◆ **DIRECTIONS FOR THIS TASK**:
Can you copy out every one of the following lines word for word, leaving nothing out?

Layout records
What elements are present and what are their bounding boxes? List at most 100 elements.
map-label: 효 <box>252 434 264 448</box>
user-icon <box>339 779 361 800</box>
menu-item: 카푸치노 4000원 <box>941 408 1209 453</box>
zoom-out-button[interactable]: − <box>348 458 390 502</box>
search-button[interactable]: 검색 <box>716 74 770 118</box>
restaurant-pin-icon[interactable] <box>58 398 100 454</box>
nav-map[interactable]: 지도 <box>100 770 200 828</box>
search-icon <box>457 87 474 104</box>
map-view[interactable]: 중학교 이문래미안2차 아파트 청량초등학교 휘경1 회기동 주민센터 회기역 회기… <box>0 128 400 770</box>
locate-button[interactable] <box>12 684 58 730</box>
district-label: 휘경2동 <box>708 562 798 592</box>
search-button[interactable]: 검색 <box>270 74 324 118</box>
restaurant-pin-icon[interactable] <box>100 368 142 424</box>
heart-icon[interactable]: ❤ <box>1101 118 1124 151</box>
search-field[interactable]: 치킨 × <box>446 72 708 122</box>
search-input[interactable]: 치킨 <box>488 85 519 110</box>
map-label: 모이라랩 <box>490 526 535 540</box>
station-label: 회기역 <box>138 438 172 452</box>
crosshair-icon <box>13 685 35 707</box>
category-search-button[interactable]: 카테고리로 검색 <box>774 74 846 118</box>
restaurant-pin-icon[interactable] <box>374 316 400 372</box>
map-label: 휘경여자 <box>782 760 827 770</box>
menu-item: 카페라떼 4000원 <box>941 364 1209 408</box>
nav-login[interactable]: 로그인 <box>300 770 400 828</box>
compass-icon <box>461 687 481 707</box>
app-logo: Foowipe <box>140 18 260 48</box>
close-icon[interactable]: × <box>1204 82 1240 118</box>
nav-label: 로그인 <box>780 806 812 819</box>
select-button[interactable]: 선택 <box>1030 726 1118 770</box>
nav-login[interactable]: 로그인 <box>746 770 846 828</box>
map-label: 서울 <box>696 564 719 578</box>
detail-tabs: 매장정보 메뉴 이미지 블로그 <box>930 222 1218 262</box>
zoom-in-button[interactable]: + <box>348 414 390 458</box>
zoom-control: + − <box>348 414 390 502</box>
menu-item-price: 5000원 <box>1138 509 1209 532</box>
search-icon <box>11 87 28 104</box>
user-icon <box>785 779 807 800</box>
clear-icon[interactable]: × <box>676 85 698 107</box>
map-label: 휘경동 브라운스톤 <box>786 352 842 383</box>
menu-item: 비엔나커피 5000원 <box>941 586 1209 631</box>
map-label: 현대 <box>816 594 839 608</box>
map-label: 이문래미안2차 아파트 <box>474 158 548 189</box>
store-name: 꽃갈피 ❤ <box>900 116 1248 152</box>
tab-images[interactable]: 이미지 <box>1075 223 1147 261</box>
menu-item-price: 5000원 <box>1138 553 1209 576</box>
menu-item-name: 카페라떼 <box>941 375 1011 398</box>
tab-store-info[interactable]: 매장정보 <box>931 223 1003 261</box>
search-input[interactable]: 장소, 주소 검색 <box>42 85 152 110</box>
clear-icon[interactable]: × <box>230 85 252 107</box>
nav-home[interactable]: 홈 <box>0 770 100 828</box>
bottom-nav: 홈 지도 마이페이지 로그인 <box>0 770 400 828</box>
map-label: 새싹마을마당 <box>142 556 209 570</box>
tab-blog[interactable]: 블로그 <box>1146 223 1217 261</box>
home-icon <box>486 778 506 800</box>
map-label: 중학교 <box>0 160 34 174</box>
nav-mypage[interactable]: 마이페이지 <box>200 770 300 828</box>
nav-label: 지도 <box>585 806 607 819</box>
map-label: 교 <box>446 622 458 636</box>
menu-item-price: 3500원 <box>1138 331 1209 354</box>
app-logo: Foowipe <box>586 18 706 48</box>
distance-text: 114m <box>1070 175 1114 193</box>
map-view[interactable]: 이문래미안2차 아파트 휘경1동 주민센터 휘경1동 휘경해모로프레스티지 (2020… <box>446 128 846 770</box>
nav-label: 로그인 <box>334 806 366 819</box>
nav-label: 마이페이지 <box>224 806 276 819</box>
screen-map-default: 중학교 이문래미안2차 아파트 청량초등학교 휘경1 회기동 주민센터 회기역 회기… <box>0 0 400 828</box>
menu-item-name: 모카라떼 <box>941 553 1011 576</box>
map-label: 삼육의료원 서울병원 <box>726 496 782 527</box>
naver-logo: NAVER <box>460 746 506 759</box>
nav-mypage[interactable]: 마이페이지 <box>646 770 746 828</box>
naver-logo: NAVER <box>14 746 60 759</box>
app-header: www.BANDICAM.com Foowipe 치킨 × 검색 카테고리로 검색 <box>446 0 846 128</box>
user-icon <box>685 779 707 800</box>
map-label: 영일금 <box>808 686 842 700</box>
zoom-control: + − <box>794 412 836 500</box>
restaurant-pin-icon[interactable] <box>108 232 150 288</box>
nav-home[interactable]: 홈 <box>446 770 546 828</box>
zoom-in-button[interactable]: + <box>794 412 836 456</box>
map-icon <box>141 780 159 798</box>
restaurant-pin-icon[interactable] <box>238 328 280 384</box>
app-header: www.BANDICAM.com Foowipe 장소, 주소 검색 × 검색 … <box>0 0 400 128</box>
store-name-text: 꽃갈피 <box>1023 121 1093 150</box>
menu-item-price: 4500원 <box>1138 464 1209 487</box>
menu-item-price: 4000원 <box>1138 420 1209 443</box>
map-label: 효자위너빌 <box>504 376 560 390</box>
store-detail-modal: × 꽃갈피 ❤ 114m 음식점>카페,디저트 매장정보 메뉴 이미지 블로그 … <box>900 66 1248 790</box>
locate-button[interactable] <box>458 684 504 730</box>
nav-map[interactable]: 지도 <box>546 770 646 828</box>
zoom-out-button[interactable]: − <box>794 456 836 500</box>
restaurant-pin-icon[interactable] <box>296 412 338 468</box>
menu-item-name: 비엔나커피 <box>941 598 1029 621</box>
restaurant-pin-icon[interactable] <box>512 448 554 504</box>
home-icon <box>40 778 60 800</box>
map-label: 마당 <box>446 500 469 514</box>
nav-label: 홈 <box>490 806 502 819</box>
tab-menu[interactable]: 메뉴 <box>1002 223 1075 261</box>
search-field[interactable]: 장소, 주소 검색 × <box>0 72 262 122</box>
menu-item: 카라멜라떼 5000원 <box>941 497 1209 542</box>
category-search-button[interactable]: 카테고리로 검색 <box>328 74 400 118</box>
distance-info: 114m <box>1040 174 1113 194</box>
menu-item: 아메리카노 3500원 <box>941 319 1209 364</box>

◆ **SOLUTION**:
What elements are present and what are their bounding boxes? List at most 100 elements.
map-label: 효 <box>252 434 264 448</box>
user-icon <box>339 779 361 800</box>
menu-item: 카푸치노 4000원 <box>941 408 1209 453</box>
zoom-out-button[interactable]: − <box>348 458 390 502</box>
search-button[interactable]: 검색 <box>716 74 770 118</box>
restaurant-pin-icon[interactable] <box>58 398 100 454</box>
nav-map[interactable]: 지도 <box>100 770 200 828</box>
search-icon <box>457 87 474 104</box>
map-view[interactable]: 중학교 이문래미안2차 아파트 청량초등학교 휘경1 회기동 주민센터 회기역 회기… <box>0 128 400 770</box>
locate-button[interactable] <box>12 684 58 730</box>
district-label: 휘경2동 <box>708 562 798 592</box>
search-button[interactable]: 검색 <box>270 74 324 118</box>
restaurant-pin-icon[interactable] <box>100 368 142 424</box>
heart-icon[interactable]: ❤ <box>1101 118 1124 151</box>
search-field[interactable]: 치킨 × <box>446 72 708 122</box>
search-input[interactable]: 치킨 <box>488 85 519 110</box>
map-label: 모이라랩 <box>490 526 535 540</box>
station-label: 회기역 <box>138 438 172 452</box>
crosshair-icon <box>13 685 35 707</box>
category-search-button[interactable]: 카테고리로 검색 <box>774 74 846 118</box>
restaurant-pin-icon[interactable] <box>374 316 400 372</box>
map-label: 휘경여자 <box>782 760 827 770</box>
menu-item: 카페라떼 4000원 <box>941 364 1209 408</box>
nav-login[interactable]: 로그인 <box>300 770 400 828</box>
compass-icon <box>461 687 481 707</box>
app-logo: Foowipe <box>140 18 260 48</box>
close-icon[interactable]: × <box>1204 82 1240 118</box>
nav-label: 로그인 <box>780 806 812 819</box>
select-button[interactable]: 선택 <box>1030 726 1118 770</box>
nav-login[interactable]: 로그인 <box>746 770 846 828</box>
map-label: 서울 <box>696 564 719 578</box>
detail-tabs: 매장정보 메뉴 이미지 블로그 <box>930 222 1218 262</box>
zoom-in-button[interactable]: + <box>348 414 390 458</box>
zoom-control: + − <box>348 414 390 502</box>
menu-item-price: 5000원 <box>1138 509 1209 532</box>
search-icon <box>11 87 28 104</box>
user-icon <box>785 779 807 800</box>
clear-icon[interactable]: × <box>676 85 698 107</box>
map-label: 휘경동 브라운스톤 <box>786 352 842 383</box>
menu-item: 비엔나커피 5000원 <box>941 586 1209 631</box>
map-label: 현대 <box>816 594 839 608</box>
map-label: 이문래미안2차 아파트 <box>474 158 548 189</box>
store-name: 꽃갈피 ❤ <box>900 116 1248 152</box>
tab-images[interactable]: 이미지 <box>1075 223 1147 261</box>
menu-item-price: 5000원 <box>1138 553 1209 576</box>
menu-item-name: 카페라떼 <box>941 375 1011 398</box>
tab-store-info[interactable]: 매장정보 <box>931 223 1003 261</box>
search-input[interactable]: 장소, 주소 검색 <box>42 85 152 110</box>
clear-icon[interactable]: × <box>230 85 252 107</box>
nav-home[interactable]: 홈 <box>0 770 100 828</box>
bottom-nav: 홈 지도 마이페이지 로그인 <box>0 770 400 828</box>
map-label: 새싹마을마당 <box>142 556 209 570</box>
tab-blog[interactable]: 블로그 <box>1146 223 1217 261</box>
home-icon <box>486 778 506 800</box>
map-label: 중학교 <box>0 160 34 174</box>
nav-mypage[interactable]: 마이페이지 <box>200 770 300 828</box>
nav-label: 지도 <box>585 806 607 819</box>
map-label: 교 <box>446 622 458 636</box>
menu-item-price: 3500원 <box>1138 331 1209 354</box>
app-logo: Foowipe <box>586 18 706 48</box>
distance-text: 114m <box>1070 175 1114 193</box>
map-view[interactable]: 이문래미안2차 아파트 휘경1동 주민센터 휘경1동 휘경해모로프레스티지 (2020… <box>446 128 846 770</box>
nav-label: 로그인 <box>334 806 366 819</box>
nav-label: 마이페이지 <box>224 806 276 819</box>
screen-map-default: 중학교 이문래미안2차 아파트 청량초등학교 휘경1 회기동 주민센터 회기역 회기… <box>0 0 400 828</box>
menu-item-name: 모카라떼 <box>941 553 1011 576</box>
map-label: 삼육의료원 서울병원 <box>726 496 782 527</box>
naver-logo: NAVER <box>460 746 506 759</box>
nav-mypage[interactable]: 마이페이지 <box>646 770 746 828</box>
naver-logo: NAVER <box>14 746 60 759</box>
app-header: www.BANDICAM.com Foowipe 치킨 × 검색 카테고리로 검색 <box>446 0 846 128</box>
user-icon <box>685 779 707 800</box>
map-label: 영일금 <box>808 686 842 700</box>
zoom-control: + − <box>794 412 836 500</box>
restaurant-pin-icon[interactable] <box>108 232 150 288</box>
nav-home[interactable]: 홈 <box>446 770 546 828</box>
zoom-in-button[interactable]: + <box>794 412 836 456</box>
map-icon <box>141 780 159 798</box>
restaurant-pin-icon[interactable] <box>238 328 280 384</box>
app-header: www.BANDICAM.com Foowipe 장소, 주소 검색 × 검색 … <box>0 0 400 128</box>
store-name-text: 꽃갈피 <box>1023 121 1093 150</box>
menu-item-price: 4500원 <box>1138 464 1209 487</box>
menu-item-price: 4000원 <box>1138 420 1209 443</box>
map-label: 효자위너빌 <box>504 376 560 390</box>
store-detail-modal: × 꽃갈피 ❤ 114m 음식점>카페,디저트 매장정보 메뉴 이미지 블로그 … <box>900 66 1248 790</box>
locate-button[interactable] <box>458 684 504 730</box>
nav-map[interactable]: 지도 <box>546 770 646 828</box>
zoom-out-button[interactable]: − <box>794 456 836 500</box>
restaurant-pin-icon[interactable] <box>296 412 338 468</box>
menu-item-name: 비엔나커피 <box>941 598 1029 621</box>
restaurant-pin-icon[interactable] <box>512 448 554 504</box>
home-icon <box>40 778 60 800</box>
map-label: 마당 <box>446 500 469 514</box>
nav-label: 홈 <box>490 806 502 819</box>
tab-menu[interactable]: 메뉴 <box>1002 223 1075 261</box>
search-field[interactable]: 장소, 주소 검색 × <box>0 72 262 122</box>
menu-item: 카라멜라떼 5000원 <box>941 497 1209 542</box>
category-search-button[interactable]: 카테고리로 검색 <box>328 74 400 118</box>
distance-info: 114m <box>1040 174 1113 194</box>
menu-item: 아메리카노 3500원 <box>941 319 1209 364</box>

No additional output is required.